* Start *
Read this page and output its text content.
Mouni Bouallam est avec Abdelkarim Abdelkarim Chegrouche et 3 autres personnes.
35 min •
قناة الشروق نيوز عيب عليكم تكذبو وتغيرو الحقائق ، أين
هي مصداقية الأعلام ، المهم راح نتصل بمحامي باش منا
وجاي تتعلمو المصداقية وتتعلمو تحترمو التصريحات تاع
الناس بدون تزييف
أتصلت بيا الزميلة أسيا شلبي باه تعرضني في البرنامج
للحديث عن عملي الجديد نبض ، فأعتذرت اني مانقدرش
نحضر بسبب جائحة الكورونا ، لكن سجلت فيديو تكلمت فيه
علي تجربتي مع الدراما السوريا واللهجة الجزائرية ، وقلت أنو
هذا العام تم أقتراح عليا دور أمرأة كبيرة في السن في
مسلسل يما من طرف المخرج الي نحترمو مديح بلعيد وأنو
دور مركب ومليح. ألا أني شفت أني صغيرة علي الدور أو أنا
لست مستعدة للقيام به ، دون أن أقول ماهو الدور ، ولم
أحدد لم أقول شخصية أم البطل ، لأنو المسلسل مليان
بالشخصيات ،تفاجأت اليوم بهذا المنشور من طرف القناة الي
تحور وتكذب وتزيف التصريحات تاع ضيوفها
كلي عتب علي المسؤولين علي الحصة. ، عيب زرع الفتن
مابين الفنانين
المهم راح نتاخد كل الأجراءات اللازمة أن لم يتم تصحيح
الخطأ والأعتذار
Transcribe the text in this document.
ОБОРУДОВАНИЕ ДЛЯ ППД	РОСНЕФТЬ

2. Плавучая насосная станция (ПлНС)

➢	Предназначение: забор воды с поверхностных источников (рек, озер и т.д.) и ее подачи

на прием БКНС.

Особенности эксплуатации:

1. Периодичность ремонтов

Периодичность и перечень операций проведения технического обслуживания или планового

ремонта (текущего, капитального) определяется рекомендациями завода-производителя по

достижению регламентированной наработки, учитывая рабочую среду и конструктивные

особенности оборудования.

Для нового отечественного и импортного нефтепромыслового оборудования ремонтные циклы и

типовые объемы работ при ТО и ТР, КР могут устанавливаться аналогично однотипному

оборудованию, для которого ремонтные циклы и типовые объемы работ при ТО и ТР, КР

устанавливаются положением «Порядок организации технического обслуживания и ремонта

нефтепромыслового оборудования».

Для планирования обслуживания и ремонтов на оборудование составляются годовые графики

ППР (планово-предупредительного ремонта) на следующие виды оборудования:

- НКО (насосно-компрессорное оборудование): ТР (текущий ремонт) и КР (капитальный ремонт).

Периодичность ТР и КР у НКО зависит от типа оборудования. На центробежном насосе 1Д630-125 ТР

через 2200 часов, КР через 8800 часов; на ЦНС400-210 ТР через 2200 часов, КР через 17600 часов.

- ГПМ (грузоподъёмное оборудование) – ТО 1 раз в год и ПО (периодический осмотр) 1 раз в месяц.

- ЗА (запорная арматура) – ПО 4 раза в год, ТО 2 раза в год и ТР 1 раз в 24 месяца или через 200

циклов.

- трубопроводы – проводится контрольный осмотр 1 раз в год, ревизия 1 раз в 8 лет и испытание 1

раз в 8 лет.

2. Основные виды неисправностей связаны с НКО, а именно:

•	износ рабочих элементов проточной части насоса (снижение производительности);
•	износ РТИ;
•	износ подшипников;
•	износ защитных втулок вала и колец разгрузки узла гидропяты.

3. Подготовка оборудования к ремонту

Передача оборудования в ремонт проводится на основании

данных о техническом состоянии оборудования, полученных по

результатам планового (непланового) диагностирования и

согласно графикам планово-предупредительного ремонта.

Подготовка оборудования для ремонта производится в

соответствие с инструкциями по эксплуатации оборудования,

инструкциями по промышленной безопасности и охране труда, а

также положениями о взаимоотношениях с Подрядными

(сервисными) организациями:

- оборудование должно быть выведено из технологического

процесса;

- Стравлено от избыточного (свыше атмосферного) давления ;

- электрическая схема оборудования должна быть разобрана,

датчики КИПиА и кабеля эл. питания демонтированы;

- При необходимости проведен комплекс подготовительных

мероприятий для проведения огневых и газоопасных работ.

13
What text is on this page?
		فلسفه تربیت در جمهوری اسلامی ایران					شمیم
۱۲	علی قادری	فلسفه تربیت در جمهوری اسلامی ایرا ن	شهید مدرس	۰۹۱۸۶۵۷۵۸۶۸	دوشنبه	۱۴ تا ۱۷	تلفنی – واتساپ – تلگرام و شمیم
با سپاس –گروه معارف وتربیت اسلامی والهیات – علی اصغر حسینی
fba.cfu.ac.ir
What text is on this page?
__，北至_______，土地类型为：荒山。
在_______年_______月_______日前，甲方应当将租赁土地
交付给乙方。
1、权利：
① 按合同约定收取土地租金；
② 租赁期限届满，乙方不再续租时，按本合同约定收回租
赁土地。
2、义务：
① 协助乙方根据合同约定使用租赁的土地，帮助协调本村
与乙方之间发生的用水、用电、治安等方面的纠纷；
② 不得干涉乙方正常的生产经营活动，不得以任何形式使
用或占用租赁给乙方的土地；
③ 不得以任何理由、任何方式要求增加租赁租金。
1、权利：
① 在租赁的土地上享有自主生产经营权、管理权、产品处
* End *
▶ [TO DO] Make an exact copy of every line in the data.

▶ [RESPONSE TO THIS EXERCISE]
Read this page and output its text content.
Mouni Bouallam est avec Abdelkarim Abdelkarim Chegrouche et 3 autres personnes.
35 min •
قناة الشروق نيوز عيب عليكم تكذبو وتغيرو الحقائق ، أين
هي مصداقية الأعلام ، المهم راح نتصل بمحامي باش منا
وجاي تتعلمو المصداقية وتتعلمو تحترمو التصريحات تاع
الناس بدون تزييف
أتصلت بيا الزميلة أسيا شلبي باه تعرضني في البرنامج
للحديث عن عملي الجديد نبض ، فأعتذرت اني مانقدرش
نحضر بسبب جائحة الكورونا ، لكن سجلت فيديو تكلمت فيه
علي تجربتي مع الدراما السوريا واللهجة الجزائرية ، وقلت أنو
هذا العام تم أقتراح عليا دور أمرأة كبيرة في السن في
مسلسل يما من طرف المخرج الي نحترمو مديح بلعيد وأنو
دور مركب ومليح. ألا أني شفت أني صغيرة علي الدور أو أنا
لست مستعدة للقيام به ، دون أن أقول ماهو الدور ، ولم
أحدد لم أقول شخصية أم البطل ، لأنو المسلسل مليان
بالشخصيات ،تفاجأت اليوم بهذا المنشور من طرف القناة الي
تحور وتكذب وتزيف التصريحات تاع ضيوفها
كلي عتب علي المسؤولين علي الحصة. ، عيب زرع الفتن
مابين الفنانين
المهم راح نتاخد كل الأجراءات اللازمة أن لم يتم تصحيح
الخطأ والأعتذار
Transcribe the text in this document.
ОБОРУДОВАНИЕ ДЛЯ ППД	РОСНЕФТЬ

2. Плавучая насосная станция (ПлНС)

➢	Предназначение: забор воды с поверхностных источников (рек, озер и т.д.) и ее подачи

на прием БКНС.

Особенности эксплуатации:

1. Периодичность ремонтов

Периодичность и перечень операций проведения технического обслуживания или планового

ремонта (текущего, капитального) определяется рекомендациями завода-производителя по

достижению регламентированной наработки, учитывая рабочую среду и конструктивные

особенности оборудования.

Для нового отечественного и импортного нефтепромыслового оборудования ремонтные циклы и

типовые объемы работ при ТО и ТР, КР могут устанавливаться аналогично однотипному

оборудованию, для которого ремонтные циклы и типовые объемы работ при ТО и ТР, КР

устанавливаются положением «Порядок организации технического обслуживания и ремонта

нефтепромыслового оборудования».

Для планирования обслуживания и ремонтов на оборудование составляются годовые графики

ППР (планово-предупредительного ремонта) на следующие виды оборудования:

- НКО (насосно-компрессорное оборудование): ТР (текущий ремонт) и КР (капитальный ремонт).

Периодичность ТР и КР у НКО зависит от типа оборудования. На центробежном насосе 1Д630-125 ТР

через 2200 часов, КР через 8800 часов; на ЦНС400-210 ТР через 2200 часов, КР через 17600 часов.

- ГПМ (грузоподъёмное оборудование) – ТО 1 раз в год и ПО (периодический осмотр) 1 раз в месяц.

- ЗА (запорная арматура) – ПО 4 раза в год, ТО 2 раза в год и ТР 1 раз в 24 месяца или через 200

циклов.

- трубопроводы – проводится контрольный осмотр 1 раз в год, ревизия 1 раз в 8 лет и испытание 1

раз в 8 лет.

2. Основные виды неисправностей связаны с НКО, а именно:

•	износ рабочих элементов проточной части насоса (снижение производительности);
•	износ РТИ;
•	износ подшипников;
•	износ защитных втулок вала и колец разгрузки узла гидропяты.

3. Подготовка оборудования к ремонту

Передача оборудования в ремонт проводится на основании

данных о техническом состоянии оборудования, полученных по

результатам планового (непланового) диагностирования и

согласно графикам планово-предупредительного ремонта.

Подготовка оборудования для ремонта производится в

соответствие с инструкциями по эксплуатации оборудования,

инструкциями по промышленной безопасности и охране труда, а

также положениями о взаимоотношениях с Подрядными

(сервисными) организациями:

- оборудование должно быть выведено из технологического

процесса;

- Стравлено от избыточного (свыше атмосферного) давления ;

- электрическая схема оборудования должна быть разобрана,

датчики КИПиА и кабеля эл. питания демонтированы;

- При необходимости проведен комплекс подготовительных

мероприятий для проведения огневых и газоопасных работ.

13
What text is on this page?
		فلسفه تربیت در جمهوری اسلامی ایران					شمیم
۱۲	علی قادری	فلسفه تربیت در جمهوری اسلامی ایرا ن	شهید مدرس	۰۹۱۸۶۵۷۵۸۶۸	دوشنبه	۱۴ تا ۱۷	تلفنی – واتساپ – تلگرام و شمیم
با سپاس –گروه معارف وتربیت اسلامی والهیات – علی اصغر حسینی
fba.cfu.ac.ir
What text is on this page?
__，北至_______，土地类型为：荒山。
在_______年_______月_______日前，甲方应当将租赁土地
交付给乙方。
1、权利：
① 按合同约定收取土地租金；
② 租赁期限届满，乙方不再续租时，按本合同约定收回租
赁土地。
2、义务：
① 协助乙方根据合同约定使用租赁的土地，帮助协调本村
与乙方之间发生的用水、用电、治安等方面的纠纷；
② 不得干涉乙方正常的生产经营活动，不得以任何形式使
用或占用租赁给乙方的土地；
③ 不得以任何理由、任何方式要求增加租赁租金。
1、权利：
① 在租赁的土地上享有自主生产经营权、管理权、产品处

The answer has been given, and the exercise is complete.